=== Set problem ===
Produce a verbatim copy of the entries listed below.

=== Items ===

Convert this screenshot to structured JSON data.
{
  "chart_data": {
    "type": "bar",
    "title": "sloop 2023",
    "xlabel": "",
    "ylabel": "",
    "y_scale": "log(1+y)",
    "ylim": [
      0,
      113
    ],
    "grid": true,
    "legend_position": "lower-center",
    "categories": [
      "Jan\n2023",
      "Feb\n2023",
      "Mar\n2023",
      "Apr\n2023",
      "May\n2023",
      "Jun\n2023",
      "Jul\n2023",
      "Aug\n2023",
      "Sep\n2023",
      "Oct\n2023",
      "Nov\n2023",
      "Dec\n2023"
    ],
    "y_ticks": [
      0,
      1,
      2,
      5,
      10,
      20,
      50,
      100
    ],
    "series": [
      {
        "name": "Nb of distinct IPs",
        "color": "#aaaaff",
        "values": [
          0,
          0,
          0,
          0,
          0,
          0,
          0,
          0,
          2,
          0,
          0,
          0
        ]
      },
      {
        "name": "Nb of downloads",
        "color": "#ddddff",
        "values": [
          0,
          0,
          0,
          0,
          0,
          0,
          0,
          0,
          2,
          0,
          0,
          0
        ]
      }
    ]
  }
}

=== Solved problem ===
Convert this screenshot to structured JSON data.
{
  "chart_data": {
    "type": "bar",
    "title": "sloop 2023",
    "xlabel": "",
    "ylabel": "",
    "y_scale": "log(1+y)",
    "ylim": [
      0,
      113
    ],
    "grid": true,
    "legend_position": "lower-center",
    "categories": [
      "Jan\n2023",
      "Feb\n2023",
      "Mar\n2023",
      "Apr\n2023",
      "May\n2023",
      "Jun\n2023",
      "Jul\n2023",
      "Aug\n2023",
      "Sep\n2023",
      "Oct\n2023",
      "Nov\n2023",
      "Dec\n2023"
    ],
    "y_ticks": [
      0,
      1,
      2,
      5,
      10,
      20,
      50,
      100
    ],
    "series": [
      {
        "name": "Nb of distinct IPs",
        "color": "#aaaaff",
        "values": [
          0,
          0,
          0,
          0,
          0,
          0,
          0,
          0,
          2,
          0,
          0,
          0
        ]
      },
      {
        "name": "Nb of downloads",
        "color": "#ddddff",
        "values": [
          0,
          0,
          0,
          0,
          0,
          0,
          0,
          0,
          2,
          0,
          0,
          0
        ]
      }
    ]
  }
}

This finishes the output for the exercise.